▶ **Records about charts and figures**
# # # #

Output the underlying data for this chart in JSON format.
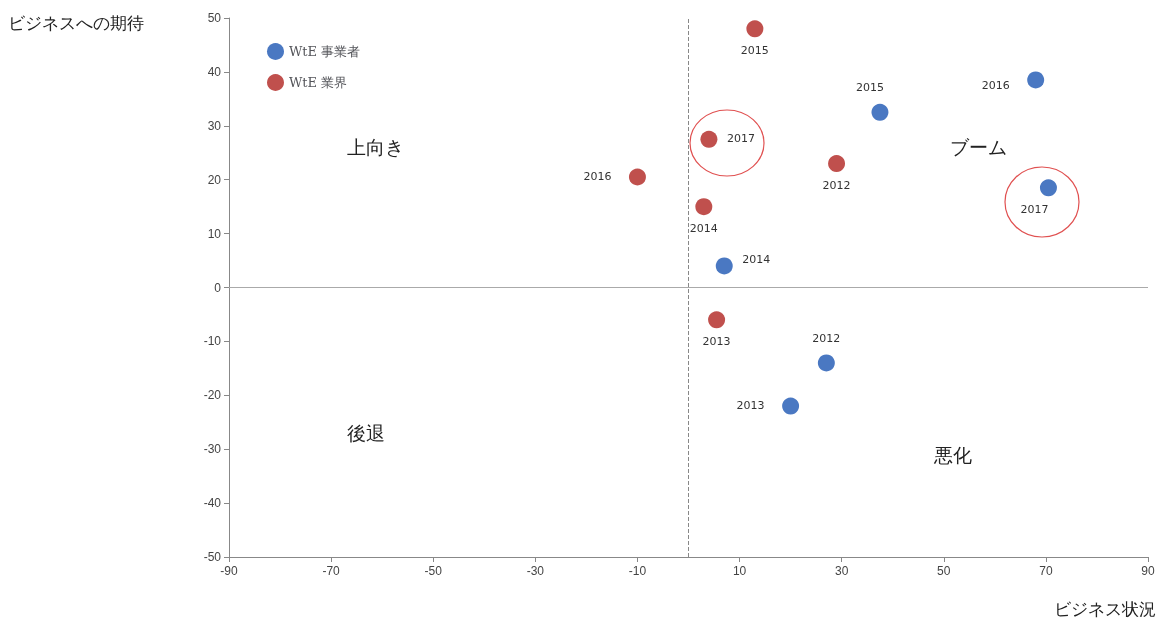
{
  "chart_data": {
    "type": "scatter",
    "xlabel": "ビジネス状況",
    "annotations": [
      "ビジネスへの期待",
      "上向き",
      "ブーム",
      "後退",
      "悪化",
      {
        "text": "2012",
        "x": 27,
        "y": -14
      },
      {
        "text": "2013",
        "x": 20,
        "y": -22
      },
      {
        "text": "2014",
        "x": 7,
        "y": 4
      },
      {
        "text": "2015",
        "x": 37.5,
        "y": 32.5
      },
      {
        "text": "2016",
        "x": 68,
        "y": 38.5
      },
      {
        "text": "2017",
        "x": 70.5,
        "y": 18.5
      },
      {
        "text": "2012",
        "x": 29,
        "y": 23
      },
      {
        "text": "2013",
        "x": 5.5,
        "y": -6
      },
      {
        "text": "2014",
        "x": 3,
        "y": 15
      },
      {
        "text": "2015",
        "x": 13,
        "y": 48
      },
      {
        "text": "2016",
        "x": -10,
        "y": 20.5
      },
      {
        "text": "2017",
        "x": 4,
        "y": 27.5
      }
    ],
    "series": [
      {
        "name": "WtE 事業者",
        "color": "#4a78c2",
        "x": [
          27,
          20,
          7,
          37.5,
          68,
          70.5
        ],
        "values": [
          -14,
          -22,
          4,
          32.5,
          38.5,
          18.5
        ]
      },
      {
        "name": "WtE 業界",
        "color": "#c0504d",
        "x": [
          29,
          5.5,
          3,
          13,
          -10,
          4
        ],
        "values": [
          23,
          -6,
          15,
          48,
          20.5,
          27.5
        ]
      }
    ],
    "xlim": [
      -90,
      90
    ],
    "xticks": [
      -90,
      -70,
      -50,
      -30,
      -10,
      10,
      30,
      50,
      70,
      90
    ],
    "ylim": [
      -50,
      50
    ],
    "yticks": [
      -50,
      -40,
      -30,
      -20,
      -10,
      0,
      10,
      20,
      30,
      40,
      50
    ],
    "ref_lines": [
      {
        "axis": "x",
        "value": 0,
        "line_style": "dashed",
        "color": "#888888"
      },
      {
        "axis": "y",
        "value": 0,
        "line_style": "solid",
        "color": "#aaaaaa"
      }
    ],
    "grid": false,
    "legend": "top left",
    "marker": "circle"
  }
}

# # # #

▶ **Goal**
Images do not belong in the copy; reproduce all other parts of the records above verbatim.

▶ **Solution to the exercise**
Output the underlying data for this chart in JSON format.
{
  "chart_data": {
    "type": "scatter",
    "xlabel": "ビジネス状況",
    "annotations": [
      "ビジネスへの期待",
      "上向き",
      "ブーム",
      "後退",
      "悪化",
      {
        "text": "2012",
        "x": 27,
        "y": -14
      },
      {
        "text": "2013",
        "x": 20,
        "y": -22
      },
      {
        "text": "2014",
        "x": 7,
        "y": 4
      },
      {
        "text": "2015",
        "x": 37.5,
        "y": 32.5
      },
      {
        "text": "2016",
        "x": 68,
        "y": 38.5
      },
      {
        "text": "2017",
        "x": 70.5,
        "y": 18.5
      },
      {
        "text": "2012",
        "x": 29,
        "y": 23
      },
      {
        "text": "2013",
        "x": 5.5,
        "y": -6
      },
      {
        "text": "2014",
        "x": 3,
        "y": 15
      },
      {
        "text": "2015",
        "x": 13,
        "y": 48
      },
      {
        "text": "2016",
        "x": -10,
        "y": 20.5
      },
      {
        "text": "2017",
        "x": 4,
        "y": 27.5
      }
    ],
    "series": [
      {
        "name": "WtE 事業者",
        "color": "#4a78c2",
        "x": [
          27,
          20,
          7,
          37.5,
          68,
          70.5
        ],
        "values": [
          -14,
          -22,
          4,
          32.5,
          38.5,
          18.5
        ]
      },
      {
        "name": "WtE 業界",
        "color": "#c0504d",
        "x": [
          29,
          5.5,
          3,
          13,
          -10,
          4
        ],
        "values": [
          23,
          -6,
          15,
          48,
          20.5,
          27.5
        ]
      }
    ],
    "xlim": [
      -90,
      90
    ],
    "xticks": [
      -90,
      -70,
      -50,
      -30,
      -10,
      10,
      30,
      50,
      70,
      90
    ],
    "ylim": [
      -50,
      50
    ],
    "yticks": [
      -50,
      -40,
      -30,
      -20,
      -10,
      0,
      10,
      20,
      30,
      40,
      50
    ],
    "ref_lines": [
      {
        "axis": "x",
        "value": 0,
        "line_style": "dashed",
        "color": "#888888"
      },
      {
        "axis": "y",
        "value": 0,
        "line_style": "solid",
        "color": "#aaaaaa"
      }
    ],
    "grid": false,
    "legend": "top left",
    "marker": "circle"
  }
}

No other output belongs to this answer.